Door René Zwart
Den Haag - Gevolmachtigde minister Marvelyne Wiels (PS) heeft gehoor gegeven aan een van de aanbevelingen uit het voor haar vernietigende rapport van de Nationale ombudsman.
Haar plaatsvervanger Robert Candelaria mag weer gebruik maken van de Volkswagen Passat. De dienstauto werd gebruikt door waarnemend directeur Monica Hazel, een vertrouwelinge van Wiels. Zij rijdt nu in de Seat Mini die eerder door Wiels aan Candelaria was toebedeeld.
Bij de plotselinge, voor iedereen verrassende overdracht van de sleutels, hield de Gevolmachtigde minister zich nadrukkelijk buiten beeld. Er werd geen ruchtbaarheid en al helemaal geen uitleg aan gegeven.

_Opdracht_
Geef alle personen die in de tekst over de dienstauto met naam worden genoemd, de auteur meegerekend. De regels die volgen vormen afzonderlijk materiaal, los van de tekst.

_Ruwe regels_
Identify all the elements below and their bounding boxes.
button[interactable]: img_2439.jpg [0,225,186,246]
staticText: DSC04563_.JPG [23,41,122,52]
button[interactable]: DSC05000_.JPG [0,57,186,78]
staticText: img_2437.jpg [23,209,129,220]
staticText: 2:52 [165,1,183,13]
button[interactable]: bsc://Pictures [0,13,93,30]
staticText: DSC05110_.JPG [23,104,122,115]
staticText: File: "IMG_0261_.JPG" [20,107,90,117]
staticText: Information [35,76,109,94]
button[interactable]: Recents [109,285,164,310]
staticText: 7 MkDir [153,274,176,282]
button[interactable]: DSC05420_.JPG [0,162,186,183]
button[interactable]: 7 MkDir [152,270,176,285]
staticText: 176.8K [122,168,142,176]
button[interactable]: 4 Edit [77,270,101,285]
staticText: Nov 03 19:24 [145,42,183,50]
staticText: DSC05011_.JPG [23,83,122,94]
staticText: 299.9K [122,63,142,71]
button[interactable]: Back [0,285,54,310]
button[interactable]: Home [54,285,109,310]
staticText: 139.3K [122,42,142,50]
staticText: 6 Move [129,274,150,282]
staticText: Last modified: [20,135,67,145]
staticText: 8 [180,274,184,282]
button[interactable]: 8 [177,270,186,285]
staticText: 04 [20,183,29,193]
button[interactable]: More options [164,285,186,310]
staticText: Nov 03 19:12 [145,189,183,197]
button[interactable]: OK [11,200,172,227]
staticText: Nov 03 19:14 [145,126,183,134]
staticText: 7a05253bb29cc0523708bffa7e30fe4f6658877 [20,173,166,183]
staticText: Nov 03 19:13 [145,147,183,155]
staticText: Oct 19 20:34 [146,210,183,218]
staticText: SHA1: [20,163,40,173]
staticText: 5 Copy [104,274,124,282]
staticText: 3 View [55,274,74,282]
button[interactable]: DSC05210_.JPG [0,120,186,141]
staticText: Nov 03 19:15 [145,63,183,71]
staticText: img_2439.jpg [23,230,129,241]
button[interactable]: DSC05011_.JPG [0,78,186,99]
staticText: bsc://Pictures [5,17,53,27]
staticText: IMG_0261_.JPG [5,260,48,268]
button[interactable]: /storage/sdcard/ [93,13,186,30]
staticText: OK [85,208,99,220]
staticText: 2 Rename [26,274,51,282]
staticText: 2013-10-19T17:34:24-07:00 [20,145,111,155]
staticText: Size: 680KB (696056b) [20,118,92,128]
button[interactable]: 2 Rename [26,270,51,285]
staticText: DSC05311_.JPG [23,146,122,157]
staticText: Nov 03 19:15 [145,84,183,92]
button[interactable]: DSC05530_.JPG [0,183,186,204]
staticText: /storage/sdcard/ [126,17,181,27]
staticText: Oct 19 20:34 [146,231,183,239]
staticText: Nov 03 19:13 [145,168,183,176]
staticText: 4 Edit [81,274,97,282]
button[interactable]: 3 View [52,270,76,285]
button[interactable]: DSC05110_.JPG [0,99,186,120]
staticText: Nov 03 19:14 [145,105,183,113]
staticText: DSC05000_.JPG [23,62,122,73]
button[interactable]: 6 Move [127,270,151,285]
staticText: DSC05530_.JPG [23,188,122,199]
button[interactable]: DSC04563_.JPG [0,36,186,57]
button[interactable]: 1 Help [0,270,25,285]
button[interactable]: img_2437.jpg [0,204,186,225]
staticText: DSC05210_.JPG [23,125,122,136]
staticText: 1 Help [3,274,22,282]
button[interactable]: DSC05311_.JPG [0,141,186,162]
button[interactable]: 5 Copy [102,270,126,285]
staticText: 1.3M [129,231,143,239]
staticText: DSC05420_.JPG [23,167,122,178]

_Antwoord_
René Zwart, Marvelyne Wiels, Robert Candelaria, Monica Hazel